----- Extracted entries

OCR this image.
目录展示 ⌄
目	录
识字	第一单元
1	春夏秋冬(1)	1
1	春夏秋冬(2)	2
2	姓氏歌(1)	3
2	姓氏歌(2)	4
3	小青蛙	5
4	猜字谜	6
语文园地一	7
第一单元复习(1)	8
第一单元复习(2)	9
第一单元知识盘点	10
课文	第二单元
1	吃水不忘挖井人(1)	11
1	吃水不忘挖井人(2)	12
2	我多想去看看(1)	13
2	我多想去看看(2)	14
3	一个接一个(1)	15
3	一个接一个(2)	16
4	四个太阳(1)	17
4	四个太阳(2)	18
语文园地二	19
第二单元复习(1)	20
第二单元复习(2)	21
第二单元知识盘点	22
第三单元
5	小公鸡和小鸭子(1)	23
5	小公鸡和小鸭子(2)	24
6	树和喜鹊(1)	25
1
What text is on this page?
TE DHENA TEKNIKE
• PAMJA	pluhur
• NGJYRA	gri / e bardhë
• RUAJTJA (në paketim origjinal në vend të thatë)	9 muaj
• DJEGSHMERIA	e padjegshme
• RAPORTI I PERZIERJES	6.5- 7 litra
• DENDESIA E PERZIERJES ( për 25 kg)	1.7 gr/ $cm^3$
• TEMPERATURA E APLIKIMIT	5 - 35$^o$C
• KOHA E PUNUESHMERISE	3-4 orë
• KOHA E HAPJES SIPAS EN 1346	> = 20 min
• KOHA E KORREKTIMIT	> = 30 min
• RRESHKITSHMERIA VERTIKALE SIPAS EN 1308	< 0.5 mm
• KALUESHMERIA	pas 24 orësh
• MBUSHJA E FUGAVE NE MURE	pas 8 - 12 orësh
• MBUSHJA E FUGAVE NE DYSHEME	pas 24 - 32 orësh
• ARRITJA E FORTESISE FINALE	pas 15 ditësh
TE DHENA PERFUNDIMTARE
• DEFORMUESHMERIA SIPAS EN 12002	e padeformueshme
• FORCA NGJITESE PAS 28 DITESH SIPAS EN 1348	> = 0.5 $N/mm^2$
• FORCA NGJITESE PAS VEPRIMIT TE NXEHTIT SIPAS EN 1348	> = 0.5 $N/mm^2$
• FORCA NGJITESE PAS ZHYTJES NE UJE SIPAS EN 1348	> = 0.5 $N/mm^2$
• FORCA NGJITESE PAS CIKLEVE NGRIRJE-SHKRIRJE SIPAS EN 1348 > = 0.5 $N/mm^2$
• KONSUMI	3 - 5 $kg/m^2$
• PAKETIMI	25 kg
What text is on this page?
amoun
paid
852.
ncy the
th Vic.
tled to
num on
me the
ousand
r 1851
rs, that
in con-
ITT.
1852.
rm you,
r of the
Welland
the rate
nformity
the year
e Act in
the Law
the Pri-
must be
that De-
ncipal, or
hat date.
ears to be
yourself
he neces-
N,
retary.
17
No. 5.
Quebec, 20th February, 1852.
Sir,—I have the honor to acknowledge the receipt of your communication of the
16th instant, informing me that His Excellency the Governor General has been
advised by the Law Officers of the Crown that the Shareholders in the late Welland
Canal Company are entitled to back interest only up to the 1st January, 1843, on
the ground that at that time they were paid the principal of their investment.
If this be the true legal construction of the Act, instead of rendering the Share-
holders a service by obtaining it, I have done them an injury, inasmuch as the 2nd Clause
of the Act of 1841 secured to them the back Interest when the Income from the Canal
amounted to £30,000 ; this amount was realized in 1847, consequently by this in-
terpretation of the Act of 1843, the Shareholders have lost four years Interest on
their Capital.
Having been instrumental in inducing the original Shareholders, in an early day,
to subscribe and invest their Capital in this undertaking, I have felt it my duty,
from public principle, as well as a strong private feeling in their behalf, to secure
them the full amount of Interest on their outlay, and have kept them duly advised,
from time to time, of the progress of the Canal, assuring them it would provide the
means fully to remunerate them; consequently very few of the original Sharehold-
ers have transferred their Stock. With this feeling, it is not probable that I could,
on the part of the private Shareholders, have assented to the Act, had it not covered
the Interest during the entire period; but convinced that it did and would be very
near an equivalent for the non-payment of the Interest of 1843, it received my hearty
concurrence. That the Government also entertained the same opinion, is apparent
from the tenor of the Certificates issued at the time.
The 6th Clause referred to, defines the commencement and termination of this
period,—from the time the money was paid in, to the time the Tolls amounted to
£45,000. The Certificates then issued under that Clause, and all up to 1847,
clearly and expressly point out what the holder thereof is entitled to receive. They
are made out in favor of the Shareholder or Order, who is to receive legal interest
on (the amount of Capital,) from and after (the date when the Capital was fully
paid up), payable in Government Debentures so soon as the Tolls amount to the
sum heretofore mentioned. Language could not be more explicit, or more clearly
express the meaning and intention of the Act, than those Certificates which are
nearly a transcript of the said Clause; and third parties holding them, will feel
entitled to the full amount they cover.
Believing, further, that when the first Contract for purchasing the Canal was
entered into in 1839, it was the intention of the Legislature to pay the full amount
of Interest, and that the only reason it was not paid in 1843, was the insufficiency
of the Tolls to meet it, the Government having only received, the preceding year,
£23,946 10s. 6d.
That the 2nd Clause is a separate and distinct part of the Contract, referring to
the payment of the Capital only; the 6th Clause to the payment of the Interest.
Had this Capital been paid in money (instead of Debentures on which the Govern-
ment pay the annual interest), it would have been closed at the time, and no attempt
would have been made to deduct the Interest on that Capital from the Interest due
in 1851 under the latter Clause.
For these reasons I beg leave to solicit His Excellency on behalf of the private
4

----------

Determine the count of lines in the data above with the string "fully" in them, and give that count alone.

| Full output |
2